TASK: Spot each line in the records below where the word "сельсовет" occurs, then copy it.

─── SOURCE MATERIAL ───

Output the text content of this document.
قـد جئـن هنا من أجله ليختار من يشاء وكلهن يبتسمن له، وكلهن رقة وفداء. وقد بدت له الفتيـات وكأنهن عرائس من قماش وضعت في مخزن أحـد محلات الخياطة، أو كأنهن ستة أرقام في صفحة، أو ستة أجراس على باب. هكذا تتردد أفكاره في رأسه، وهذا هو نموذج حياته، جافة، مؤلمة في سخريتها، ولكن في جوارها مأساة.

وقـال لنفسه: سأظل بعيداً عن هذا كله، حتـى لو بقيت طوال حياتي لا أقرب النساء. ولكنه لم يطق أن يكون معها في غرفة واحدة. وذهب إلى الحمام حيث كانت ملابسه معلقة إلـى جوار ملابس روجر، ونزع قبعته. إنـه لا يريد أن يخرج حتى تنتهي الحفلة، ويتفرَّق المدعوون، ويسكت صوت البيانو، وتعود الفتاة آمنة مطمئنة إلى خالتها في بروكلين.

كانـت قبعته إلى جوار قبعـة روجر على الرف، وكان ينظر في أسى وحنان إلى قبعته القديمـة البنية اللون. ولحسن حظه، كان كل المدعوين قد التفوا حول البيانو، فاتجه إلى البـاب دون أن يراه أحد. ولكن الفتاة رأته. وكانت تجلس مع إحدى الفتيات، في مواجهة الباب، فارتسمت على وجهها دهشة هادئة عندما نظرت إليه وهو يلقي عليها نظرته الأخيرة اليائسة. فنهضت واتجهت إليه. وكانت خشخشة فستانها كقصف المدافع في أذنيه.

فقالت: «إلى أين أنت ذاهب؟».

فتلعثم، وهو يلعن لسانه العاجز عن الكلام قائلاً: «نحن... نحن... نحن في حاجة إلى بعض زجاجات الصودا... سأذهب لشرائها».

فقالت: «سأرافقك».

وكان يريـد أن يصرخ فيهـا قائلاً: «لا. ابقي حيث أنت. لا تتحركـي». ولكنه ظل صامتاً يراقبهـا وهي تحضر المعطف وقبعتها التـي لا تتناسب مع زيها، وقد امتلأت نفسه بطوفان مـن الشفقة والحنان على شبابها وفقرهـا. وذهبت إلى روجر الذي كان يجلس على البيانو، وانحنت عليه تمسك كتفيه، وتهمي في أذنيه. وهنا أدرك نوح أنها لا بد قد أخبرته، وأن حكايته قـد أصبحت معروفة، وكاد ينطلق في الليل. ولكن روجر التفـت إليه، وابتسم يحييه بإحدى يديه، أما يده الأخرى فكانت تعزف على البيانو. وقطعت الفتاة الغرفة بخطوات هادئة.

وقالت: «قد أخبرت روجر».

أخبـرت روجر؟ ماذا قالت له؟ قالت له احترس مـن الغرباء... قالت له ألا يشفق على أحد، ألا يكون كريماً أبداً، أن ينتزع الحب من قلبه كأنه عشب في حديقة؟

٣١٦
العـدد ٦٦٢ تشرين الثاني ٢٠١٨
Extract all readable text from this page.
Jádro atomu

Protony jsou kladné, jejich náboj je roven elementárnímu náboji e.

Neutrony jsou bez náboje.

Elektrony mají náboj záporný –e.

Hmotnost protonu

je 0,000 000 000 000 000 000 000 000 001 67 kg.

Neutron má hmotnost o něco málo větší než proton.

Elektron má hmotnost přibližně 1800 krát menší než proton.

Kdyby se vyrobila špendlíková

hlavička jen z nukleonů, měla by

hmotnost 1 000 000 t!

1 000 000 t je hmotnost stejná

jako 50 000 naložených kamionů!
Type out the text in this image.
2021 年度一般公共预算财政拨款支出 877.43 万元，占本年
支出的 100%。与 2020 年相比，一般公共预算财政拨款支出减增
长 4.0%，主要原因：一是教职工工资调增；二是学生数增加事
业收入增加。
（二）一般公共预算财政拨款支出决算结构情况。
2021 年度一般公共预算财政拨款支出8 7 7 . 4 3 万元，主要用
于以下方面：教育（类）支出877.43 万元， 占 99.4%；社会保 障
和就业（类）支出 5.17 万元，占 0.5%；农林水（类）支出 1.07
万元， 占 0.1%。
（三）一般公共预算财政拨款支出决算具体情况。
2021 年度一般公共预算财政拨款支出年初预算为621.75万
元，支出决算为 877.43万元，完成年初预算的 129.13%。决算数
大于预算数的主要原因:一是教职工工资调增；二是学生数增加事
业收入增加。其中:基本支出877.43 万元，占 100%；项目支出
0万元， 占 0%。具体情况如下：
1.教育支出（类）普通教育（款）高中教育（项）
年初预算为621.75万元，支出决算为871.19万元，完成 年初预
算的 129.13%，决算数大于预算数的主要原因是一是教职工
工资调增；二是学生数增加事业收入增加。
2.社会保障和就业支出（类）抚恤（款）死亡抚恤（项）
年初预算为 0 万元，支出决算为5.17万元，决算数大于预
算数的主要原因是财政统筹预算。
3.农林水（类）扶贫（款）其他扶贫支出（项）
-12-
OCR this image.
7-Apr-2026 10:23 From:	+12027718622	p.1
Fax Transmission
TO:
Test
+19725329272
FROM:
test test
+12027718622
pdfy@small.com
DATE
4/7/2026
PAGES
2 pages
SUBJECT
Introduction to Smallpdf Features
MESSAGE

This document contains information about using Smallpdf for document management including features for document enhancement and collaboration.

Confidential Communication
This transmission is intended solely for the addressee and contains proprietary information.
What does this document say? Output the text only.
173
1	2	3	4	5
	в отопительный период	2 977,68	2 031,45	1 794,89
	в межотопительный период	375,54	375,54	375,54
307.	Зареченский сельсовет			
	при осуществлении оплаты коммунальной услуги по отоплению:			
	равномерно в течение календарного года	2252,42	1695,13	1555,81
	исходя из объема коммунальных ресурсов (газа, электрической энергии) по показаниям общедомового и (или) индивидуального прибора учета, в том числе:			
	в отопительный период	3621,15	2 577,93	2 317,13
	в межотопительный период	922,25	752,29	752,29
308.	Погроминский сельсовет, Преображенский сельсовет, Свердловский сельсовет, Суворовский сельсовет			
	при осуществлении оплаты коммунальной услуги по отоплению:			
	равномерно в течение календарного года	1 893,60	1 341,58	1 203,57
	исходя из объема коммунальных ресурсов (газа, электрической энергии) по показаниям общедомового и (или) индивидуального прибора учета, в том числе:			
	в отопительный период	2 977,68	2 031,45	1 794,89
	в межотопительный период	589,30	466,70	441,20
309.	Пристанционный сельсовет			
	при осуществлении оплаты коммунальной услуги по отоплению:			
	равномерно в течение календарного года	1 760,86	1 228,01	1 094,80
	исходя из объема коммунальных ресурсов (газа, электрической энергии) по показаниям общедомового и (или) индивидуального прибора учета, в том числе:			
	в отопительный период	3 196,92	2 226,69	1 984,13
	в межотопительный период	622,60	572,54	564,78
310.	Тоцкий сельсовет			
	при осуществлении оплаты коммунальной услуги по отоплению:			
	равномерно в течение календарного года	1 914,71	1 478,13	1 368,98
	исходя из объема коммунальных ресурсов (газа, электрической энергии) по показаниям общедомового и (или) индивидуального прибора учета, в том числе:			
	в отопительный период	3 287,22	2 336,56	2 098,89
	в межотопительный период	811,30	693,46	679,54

───

RESULT OF THIS TASK:
307.	Зареченский сельсовет			
308.	Погроминский сельсовет, Преображенский сельсовет, Свердловский сельсовет, Суворовский сельсовет			
309.	Пристанционный сельсовет			
310.	Тоцкий сельсовет			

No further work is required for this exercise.